▶ _Your task_:
Reproduce the lines below without any change, starting with the first line and ending with the line that contains "table-cell: Long Reach [950, 683, 1010, 696]", both included.

▶ _Input material_:
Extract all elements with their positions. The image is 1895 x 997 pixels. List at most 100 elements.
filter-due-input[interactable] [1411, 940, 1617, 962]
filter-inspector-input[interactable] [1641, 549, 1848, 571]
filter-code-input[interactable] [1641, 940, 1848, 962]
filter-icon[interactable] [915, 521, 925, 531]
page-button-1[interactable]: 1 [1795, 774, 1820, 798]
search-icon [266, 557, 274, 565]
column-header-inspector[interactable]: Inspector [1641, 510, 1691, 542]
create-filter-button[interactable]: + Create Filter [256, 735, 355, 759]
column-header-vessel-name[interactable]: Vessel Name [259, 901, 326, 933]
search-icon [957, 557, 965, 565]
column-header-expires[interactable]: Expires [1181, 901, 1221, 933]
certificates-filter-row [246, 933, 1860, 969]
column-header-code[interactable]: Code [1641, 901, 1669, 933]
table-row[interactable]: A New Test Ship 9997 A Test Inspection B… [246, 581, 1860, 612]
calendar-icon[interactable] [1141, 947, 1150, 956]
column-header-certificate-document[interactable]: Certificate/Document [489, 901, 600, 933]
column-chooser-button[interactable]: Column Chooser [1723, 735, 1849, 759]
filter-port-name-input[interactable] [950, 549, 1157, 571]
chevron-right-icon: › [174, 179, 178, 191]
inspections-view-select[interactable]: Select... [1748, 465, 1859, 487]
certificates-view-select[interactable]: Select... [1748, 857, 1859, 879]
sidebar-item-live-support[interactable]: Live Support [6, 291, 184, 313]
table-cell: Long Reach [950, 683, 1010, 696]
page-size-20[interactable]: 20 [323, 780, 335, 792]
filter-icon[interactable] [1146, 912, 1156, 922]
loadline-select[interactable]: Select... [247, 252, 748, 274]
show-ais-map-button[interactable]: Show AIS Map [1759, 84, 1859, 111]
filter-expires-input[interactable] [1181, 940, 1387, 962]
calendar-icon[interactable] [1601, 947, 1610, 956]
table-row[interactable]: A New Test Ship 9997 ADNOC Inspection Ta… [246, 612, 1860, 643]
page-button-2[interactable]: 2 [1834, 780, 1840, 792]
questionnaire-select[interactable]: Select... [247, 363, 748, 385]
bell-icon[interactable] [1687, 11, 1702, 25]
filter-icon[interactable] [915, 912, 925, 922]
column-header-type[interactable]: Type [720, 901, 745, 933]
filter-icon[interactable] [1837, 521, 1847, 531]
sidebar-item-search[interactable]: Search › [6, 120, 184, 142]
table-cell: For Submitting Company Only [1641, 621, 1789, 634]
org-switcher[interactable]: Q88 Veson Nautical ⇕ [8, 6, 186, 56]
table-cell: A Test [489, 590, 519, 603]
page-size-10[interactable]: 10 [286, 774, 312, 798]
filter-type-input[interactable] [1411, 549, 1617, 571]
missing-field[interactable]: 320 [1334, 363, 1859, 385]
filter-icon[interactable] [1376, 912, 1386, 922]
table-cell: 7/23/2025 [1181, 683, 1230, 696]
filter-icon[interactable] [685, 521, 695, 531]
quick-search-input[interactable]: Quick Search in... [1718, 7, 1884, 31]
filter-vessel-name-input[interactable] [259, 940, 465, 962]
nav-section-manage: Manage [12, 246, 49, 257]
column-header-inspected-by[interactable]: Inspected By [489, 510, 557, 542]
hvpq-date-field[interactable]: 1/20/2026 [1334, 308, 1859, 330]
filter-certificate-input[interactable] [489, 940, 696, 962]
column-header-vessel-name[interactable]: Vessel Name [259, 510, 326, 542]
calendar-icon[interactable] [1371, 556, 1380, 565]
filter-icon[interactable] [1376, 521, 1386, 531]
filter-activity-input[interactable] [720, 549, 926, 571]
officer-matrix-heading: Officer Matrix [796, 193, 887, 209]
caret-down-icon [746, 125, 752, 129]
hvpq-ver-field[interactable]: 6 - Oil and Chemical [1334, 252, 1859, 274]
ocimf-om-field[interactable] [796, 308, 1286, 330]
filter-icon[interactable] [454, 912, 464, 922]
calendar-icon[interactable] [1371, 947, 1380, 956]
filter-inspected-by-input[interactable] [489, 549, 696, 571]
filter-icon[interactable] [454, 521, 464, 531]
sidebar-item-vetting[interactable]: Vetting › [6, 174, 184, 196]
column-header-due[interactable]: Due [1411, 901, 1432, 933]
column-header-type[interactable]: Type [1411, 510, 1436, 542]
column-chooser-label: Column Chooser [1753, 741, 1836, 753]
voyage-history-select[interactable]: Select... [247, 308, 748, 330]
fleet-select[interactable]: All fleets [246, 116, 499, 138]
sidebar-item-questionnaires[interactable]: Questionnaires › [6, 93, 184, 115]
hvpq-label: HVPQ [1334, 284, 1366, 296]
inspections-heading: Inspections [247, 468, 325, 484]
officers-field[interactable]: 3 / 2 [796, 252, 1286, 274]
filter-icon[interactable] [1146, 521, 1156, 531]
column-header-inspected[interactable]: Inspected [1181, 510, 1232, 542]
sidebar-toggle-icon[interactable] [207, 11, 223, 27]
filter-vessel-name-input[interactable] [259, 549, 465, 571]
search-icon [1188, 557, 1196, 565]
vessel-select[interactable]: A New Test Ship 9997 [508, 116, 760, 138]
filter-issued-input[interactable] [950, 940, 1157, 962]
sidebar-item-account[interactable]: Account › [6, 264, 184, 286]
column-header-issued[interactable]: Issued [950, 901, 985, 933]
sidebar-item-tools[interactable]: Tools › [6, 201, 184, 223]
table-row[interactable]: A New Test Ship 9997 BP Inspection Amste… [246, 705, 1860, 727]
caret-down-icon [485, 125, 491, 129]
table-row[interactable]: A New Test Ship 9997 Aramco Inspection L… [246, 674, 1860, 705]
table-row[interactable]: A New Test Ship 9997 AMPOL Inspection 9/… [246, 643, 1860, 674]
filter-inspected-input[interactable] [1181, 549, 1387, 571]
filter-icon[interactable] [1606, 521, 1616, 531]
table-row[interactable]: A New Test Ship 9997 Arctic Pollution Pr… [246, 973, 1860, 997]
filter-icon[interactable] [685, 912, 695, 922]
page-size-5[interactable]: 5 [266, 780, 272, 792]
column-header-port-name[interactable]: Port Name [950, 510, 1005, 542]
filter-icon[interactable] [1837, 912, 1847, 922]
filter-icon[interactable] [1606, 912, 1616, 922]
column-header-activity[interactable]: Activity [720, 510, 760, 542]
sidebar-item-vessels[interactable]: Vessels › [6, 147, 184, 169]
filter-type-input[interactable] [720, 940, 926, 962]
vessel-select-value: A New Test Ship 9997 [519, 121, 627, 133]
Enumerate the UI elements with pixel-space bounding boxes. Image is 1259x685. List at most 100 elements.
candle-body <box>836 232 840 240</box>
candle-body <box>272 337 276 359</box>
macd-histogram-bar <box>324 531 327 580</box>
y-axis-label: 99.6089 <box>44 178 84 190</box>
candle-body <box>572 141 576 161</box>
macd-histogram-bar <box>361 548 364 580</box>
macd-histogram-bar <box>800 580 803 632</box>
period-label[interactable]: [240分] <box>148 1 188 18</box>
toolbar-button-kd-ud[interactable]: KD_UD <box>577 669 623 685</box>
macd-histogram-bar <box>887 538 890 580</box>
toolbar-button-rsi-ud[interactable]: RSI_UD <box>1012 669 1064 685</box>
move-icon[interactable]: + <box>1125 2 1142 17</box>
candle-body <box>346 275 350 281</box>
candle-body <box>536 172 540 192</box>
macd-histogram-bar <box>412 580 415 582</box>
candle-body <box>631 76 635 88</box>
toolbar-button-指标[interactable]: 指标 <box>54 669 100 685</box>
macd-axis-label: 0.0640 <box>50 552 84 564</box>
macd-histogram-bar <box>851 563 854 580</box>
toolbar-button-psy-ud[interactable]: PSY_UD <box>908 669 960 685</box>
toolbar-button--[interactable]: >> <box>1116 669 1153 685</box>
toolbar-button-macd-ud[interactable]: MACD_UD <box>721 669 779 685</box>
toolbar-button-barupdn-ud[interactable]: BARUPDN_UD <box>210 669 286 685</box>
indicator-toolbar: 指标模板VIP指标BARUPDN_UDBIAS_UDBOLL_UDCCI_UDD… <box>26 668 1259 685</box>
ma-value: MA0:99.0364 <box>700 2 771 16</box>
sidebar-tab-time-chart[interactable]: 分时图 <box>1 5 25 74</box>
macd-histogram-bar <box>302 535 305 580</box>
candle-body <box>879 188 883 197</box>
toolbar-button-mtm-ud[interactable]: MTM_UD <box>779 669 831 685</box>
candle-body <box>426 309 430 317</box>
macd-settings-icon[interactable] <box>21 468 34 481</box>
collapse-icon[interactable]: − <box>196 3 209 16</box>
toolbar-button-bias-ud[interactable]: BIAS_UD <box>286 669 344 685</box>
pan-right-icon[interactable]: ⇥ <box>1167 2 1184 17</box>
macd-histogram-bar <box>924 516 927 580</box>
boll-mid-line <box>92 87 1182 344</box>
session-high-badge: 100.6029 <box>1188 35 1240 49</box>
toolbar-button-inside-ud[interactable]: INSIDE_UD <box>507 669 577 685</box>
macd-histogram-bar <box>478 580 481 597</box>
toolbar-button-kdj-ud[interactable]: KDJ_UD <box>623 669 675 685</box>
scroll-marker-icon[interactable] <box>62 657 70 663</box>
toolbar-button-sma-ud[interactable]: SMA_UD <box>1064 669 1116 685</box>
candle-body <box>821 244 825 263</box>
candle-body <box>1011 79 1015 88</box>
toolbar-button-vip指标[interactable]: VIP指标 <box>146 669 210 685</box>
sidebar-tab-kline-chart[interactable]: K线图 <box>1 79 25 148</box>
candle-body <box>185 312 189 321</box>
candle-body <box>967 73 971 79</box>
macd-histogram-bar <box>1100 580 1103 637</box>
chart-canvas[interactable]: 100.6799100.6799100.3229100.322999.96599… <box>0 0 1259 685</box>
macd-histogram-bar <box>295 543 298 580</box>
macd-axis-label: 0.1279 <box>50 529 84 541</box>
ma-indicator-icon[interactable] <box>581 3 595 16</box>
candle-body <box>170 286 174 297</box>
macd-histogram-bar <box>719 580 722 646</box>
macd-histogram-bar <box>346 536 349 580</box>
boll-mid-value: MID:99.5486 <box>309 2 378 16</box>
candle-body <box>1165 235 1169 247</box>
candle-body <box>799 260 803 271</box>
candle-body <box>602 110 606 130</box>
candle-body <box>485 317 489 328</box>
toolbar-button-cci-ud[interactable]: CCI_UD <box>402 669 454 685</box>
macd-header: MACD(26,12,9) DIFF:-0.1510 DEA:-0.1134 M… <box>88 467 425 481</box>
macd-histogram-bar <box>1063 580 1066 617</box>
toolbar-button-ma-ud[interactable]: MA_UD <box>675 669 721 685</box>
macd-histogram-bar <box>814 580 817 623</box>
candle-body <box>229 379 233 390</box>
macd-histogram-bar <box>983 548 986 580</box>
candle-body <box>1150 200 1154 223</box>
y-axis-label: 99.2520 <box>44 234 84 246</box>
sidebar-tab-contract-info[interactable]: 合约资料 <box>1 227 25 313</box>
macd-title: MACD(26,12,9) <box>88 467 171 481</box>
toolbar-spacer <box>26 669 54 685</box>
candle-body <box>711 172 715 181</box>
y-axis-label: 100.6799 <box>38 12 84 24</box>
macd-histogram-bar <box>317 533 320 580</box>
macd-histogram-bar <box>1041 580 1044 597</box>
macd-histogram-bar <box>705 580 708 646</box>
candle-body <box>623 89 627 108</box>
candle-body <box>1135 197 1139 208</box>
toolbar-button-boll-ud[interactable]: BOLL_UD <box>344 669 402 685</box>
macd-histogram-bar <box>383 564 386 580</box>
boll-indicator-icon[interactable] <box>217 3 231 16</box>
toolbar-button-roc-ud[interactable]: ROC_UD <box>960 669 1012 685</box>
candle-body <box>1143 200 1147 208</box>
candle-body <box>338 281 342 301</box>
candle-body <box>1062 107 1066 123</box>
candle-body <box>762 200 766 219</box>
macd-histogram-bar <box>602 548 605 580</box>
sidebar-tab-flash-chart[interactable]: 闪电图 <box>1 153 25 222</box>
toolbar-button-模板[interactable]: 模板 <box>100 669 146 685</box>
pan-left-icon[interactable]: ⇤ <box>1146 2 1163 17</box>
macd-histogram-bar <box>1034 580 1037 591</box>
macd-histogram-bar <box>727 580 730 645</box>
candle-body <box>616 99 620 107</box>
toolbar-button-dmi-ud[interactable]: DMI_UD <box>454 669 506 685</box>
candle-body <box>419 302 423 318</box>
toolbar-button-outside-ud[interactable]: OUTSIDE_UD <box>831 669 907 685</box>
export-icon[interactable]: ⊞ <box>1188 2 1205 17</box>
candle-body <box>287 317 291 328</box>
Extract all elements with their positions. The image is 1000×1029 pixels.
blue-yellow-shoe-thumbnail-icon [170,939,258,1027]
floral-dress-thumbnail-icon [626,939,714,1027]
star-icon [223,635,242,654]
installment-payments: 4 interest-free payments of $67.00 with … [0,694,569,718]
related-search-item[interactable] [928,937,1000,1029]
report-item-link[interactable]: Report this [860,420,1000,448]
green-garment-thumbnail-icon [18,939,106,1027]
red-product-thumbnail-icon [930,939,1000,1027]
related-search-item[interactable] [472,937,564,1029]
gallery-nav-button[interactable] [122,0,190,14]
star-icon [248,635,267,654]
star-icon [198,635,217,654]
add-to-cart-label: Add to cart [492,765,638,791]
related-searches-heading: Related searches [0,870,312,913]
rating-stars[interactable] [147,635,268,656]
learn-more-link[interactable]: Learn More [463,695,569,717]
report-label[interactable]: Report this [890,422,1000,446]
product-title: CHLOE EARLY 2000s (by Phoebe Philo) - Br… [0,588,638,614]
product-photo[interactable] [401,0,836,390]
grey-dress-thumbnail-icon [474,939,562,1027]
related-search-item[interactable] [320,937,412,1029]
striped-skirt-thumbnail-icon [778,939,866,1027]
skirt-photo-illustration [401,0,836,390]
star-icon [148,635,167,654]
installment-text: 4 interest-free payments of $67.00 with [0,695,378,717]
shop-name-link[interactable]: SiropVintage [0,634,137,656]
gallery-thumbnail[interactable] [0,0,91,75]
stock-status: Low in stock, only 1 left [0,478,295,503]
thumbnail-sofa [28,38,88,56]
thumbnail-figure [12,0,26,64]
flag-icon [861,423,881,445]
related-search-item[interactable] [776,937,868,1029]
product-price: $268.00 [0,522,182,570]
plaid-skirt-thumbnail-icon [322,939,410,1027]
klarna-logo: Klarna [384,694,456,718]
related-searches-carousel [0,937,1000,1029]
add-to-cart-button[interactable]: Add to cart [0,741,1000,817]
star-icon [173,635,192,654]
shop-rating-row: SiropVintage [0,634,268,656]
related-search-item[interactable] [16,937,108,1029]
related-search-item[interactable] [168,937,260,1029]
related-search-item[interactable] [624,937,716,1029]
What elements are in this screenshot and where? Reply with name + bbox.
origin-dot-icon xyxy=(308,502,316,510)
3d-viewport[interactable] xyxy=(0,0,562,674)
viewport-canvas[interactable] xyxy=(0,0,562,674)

▶ _Answer to this problem_:
Extract all elements with their positions. The image is 1895 x 997 pixels. List at most 100 elements.
filter-due-input[interactable] [1411, 940, 1617, 962]
filter-inspector-input[interactable] [1641, 549, 1848, 571]
filter-code-input[interactable] [1641, 940, 1848, 962]
filter-icon[interactable] [915, 521, 925, 531]
page-button-1[interactable]: 1 [1795, 774, 1820, 798]
search-icon [266, 557, 274, 565]
column-header-inspector[interactable]: Inspector [1641, 510, 1691, 542]
create-filter-button[interactable]: + Create Filter [256, 735, 355, 759]
column-header-vessel-name[interactable]: Vessel Name [259, 901, 326, 933]
search-icon [957, 557, 965, 565]
column-header-expires[interactable]: Expires [1181, 901, 1221, 933]
certificates-filter-row [246, 933, 1860, 969]
column-header-code[interactable]: Code [1641, 901, 1669, 933]
table-row[interactable]: A New Test Ship 9997 A Test Inspection B… [246, 581, 1860, 612]
calendar-icon[interactable] [1141, 947, 1150, 956]
column-header-certificate-document[interactable]: Certificate/Document [489, 901, 600, 933]
column-chooser-button[interactable]: Column Chooser [1723, 735, 1849, 759]
filter-port-name-input[interactable] [950, 549, 1157, 571]
chevron-right-icon: › [174, 179, 178, 191]
inspections-view-select[interactable]: Select... [1748, 465, 1859, 487]
certificates-view-select[interactable]: Select... [1748, 857, 1859, 879]
sidebar-item-live-support[interactable]: Live Support [6, 291, 184, 313]
table-cell: Long Reach [950, 683, 1010, 696]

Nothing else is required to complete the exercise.